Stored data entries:
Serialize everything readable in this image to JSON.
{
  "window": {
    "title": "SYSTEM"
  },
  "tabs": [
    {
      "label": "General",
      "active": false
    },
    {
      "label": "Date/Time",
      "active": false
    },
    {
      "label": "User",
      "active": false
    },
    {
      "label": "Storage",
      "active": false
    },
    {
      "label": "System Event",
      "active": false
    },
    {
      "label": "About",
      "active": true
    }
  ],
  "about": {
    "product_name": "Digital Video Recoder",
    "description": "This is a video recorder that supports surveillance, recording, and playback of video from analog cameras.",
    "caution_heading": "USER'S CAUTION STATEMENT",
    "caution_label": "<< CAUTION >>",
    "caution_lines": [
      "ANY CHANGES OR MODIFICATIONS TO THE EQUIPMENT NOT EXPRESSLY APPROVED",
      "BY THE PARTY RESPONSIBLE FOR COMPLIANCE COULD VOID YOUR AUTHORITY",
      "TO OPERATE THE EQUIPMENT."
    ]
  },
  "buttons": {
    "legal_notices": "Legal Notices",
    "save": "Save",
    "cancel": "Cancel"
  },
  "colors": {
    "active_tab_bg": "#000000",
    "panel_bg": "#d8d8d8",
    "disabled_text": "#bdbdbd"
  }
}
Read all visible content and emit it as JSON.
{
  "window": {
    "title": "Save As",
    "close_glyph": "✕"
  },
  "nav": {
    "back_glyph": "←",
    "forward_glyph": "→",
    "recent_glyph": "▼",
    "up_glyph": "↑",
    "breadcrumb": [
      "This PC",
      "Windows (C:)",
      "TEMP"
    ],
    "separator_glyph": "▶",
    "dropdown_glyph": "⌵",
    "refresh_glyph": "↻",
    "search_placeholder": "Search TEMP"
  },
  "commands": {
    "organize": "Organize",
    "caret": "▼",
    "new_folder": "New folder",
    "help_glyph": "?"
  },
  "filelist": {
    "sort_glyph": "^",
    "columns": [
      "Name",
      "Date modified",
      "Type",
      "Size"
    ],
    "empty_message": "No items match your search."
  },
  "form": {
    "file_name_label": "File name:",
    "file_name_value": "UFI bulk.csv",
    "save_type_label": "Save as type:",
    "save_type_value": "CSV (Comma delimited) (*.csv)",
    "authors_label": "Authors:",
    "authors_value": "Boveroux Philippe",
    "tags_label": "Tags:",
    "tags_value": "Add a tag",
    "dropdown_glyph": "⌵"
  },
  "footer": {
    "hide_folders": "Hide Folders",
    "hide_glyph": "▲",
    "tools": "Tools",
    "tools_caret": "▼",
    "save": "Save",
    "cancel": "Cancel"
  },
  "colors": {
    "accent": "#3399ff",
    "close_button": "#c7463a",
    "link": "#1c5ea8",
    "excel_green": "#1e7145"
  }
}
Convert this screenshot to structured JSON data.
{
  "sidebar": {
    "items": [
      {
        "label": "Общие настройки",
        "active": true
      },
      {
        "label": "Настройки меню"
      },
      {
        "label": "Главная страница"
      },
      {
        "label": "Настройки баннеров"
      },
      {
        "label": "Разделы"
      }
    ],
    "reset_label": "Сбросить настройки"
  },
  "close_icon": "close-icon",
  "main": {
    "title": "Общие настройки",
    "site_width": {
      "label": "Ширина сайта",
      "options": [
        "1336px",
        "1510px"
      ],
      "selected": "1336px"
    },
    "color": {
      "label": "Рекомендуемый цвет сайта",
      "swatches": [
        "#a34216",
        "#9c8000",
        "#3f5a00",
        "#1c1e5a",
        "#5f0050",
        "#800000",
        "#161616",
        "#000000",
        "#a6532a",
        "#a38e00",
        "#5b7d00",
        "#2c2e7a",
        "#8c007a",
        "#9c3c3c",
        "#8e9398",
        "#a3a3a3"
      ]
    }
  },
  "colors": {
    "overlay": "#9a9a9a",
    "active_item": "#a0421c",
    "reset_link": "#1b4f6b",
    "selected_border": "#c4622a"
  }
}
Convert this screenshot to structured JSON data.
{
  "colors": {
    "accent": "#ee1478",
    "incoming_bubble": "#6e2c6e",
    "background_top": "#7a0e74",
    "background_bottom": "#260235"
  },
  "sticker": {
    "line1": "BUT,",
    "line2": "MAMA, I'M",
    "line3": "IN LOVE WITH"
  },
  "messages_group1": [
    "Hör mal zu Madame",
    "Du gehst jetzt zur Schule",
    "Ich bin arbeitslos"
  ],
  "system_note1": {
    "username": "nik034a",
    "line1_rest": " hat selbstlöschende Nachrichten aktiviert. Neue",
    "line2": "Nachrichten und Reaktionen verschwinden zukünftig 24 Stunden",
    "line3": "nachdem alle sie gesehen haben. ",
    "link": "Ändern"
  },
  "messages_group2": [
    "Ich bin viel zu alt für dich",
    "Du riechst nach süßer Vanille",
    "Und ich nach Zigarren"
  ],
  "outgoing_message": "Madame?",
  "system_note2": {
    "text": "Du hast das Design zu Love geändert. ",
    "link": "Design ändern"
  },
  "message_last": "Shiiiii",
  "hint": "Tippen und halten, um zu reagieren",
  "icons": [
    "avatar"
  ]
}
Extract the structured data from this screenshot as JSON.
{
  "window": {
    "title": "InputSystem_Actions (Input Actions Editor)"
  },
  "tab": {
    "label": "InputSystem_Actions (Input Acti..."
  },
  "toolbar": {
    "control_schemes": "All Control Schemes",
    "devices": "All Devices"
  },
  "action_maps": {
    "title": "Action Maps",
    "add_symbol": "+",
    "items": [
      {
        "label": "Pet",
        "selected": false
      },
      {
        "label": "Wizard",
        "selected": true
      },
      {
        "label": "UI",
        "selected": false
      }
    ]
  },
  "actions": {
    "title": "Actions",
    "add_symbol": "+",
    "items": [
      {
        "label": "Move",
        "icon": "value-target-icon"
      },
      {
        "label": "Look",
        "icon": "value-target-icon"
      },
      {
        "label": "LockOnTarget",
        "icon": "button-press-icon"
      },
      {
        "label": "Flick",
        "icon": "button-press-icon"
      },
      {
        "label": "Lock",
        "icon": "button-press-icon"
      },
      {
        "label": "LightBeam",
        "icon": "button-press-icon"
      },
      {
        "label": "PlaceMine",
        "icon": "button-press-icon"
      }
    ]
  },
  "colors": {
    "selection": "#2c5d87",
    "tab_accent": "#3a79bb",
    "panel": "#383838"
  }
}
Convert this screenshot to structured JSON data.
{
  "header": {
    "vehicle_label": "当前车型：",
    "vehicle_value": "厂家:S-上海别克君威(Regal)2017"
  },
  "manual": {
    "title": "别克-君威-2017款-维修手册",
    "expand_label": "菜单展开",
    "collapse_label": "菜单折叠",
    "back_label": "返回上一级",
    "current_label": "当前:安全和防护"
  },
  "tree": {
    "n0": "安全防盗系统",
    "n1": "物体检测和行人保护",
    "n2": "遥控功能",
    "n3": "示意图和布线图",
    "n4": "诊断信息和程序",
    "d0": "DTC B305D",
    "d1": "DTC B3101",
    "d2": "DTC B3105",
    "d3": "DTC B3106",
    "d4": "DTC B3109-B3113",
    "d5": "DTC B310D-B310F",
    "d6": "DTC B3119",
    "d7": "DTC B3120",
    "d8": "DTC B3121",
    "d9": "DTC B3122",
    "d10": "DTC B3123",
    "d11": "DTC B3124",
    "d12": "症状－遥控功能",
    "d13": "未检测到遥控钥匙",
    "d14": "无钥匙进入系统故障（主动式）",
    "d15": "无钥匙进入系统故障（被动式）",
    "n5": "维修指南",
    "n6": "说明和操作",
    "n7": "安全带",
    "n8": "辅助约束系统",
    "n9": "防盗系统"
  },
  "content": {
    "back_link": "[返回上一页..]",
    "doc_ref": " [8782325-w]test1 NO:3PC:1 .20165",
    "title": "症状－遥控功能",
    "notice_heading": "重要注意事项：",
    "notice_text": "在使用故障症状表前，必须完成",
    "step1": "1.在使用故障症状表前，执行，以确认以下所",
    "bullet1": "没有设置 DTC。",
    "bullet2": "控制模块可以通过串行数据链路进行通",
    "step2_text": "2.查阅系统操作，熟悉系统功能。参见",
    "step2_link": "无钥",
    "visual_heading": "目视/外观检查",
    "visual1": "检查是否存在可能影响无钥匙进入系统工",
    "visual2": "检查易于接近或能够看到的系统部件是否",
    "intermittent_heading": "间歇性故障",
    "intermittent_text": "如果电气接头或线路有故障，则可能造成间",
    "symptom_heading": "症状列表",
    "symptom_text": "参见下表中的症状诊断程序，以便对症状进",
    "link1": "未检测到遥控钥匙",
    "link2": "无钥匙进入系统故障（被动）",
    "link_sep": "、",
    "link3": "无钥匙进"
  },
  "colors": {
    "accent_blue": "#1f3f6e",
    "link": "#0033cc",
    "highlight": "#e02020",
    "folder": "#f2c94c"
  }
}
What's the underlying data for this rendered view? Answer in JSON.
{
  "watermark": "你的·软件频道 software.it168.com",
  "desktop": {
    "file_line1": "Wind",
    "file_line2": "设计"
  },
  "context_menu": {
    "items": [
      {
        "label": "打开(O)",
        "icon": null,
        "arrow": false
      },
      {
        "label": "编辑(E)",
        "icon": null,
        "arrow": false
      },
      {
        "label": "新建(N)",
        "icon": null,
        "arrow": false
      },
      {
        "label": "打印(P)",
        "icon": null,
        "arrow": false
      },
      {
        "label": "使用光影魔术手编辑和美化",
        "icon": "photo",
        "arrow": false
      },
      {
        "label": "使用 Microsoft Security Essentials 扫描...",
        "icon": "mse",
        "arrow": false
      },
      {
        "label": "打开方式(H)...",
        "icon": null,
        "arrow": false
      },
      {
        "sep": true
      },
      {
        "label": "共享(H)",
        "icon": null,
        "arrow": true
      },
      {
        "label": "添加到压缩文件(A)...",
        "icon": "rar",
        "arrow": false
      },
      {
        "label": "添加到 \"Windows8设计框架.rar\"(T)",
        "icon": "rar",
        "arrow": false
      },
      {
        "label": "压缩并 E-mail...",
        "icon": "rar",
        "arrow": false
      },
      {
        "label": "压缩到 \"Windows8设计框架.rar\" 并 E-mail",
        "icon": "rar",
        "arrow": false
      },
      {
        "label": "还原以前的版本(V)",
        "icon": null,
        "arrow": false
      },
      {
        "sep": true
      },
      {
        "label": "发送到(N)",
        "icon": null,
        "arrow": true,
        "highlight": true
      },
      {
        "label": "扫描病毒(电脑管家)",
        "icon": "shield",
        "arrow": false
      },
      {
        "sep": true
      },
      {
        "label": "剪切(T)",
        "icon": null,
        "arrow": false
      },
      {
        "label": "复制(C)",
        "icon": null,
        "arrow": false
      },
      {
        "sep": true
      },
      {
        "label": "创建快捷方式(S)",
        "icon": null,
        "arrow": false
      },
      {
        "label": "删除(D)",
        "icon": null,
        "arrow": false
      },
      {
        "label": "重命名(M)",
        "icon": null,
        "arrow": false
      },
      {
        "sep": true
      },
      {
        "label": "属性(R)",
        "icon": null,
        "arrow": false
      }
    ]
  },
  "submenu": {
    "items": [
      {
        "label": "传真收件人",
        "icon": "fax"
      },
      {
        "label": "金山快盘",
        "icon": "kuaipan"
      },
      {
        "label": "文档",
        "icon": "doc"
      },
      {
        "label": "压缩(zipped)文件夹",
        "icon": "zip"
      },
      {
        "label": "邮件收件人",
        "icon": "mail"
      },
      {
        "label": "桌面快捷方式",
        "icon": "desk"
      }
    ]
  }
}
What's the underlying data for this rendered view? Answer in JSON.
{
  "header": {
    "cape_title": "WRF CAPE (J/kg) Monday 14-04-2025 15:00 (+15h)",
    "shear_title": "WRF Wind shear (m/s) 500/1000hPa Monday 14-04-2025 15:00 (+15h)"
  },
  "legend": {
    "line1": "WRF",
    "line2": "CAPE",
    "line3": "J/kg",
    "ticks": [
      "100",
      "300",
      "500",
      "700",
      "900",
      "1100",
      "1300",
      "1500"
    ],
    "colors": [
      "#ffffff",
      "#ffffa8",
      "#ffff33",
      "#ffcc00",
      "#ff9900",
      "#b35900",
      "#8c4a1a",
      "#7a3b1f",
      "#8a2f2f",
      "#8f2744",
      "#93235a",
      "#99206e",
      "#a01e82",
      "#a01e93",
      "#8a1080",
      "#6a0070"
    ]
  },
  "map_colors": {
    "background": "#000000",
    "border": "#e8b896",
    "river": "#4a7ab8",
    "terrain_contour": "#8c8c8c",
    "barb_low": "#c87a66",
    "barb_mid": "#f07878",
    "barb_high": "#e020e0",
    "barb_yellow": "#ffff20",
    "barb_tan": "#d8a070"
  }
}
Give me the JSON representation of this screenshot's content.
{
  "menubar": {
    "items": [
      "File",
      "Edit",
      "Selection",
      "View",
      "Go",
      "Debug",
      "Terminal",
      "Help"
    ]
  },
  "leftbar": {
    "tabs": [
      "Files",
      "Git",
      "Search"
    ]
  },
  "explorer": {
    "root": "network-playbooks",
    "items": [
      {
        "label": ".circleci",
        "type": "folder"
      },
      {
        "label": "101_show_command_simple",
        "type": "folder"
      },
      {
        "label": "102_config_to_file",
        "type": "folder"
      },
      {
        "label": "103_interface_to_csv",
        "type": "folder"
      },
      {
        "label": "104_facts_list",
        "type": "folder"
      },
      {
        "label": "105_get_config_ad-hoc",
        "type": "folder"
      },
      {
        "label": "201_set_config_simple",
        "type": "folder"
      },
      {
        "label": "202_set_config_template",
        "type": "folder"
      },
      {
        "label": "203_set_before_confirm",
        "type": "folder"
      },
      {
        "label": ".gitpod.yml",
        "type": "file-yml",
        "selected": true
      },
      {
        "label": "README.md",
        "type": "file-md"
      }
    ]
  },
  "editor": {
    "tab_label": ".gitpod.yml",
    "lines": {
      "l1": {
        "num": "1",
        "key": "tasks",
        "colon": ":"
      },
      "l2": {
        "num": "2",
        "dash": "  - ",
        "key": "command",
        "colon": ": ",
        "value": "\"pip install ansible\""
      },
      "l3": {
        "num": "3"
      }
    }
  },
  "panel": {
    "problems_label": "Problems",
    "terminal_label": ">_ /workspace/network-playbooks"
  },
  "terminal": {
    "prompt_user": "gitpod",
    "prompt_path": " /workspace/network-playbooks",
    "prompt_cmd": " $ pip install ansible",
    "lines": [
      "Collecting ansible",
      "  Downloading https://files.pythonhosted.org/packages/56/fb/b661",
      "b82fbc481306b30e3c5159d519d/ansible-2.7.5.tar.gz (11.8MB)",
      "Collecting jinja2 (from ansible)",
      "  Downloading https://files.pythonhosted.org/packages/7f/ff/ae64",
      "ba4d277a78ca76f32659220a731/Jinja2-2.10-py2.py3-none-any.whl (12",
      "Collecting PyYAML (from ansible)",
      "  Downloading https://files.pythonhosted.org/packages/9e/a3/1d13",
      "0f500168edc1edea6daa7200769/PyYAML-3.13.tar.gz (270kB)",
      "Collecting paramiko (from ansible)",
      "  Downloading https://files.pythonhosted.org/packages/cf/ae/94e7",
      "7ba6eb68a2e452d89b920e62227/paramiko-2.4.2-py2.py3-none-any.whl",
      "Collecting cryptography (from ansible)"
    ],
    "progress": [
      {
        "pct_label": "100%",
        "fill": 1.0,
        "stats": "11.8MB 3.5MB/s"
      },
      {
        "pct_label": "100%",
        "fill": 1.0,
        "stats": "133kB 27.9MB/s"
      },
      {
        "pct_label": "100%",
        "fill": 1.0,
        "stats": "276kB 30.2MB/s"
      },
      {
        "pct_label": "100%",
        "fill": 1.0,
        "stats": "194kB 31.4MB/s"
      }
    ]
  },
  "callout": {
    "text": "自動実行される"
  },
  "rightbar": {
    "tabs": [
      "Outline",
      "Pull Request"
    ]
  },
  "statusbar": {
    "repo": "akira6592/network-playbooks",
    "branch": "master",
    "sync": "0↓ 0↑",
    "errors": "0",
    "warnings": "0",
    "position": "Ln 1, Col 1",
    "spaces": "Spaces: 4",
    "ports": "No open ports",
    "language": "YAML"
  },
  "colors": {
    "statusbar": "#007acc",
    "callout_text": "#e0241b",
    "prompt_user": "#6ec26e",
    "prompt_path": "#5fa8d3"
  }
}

PROBLEM TO WORK ON
Scan the listing above for the word "ansible" and show each line where it is found.

ANSWER
        "value": "\"pip install ansible\""
    "prompt_cmd": " $ pip install ansible",
      "Collecting ansible",
      "b82fbc481306b30e3c5159d519d/ansible-2.7.5.tar.gz (11.8MB)",
      "Collecting jinja2 (from ansible)",
      "Collecting PyYAML (from ansible)",
      "Collecting paramiko (from ansible)",
      "Collecting cryptography (from ansible)"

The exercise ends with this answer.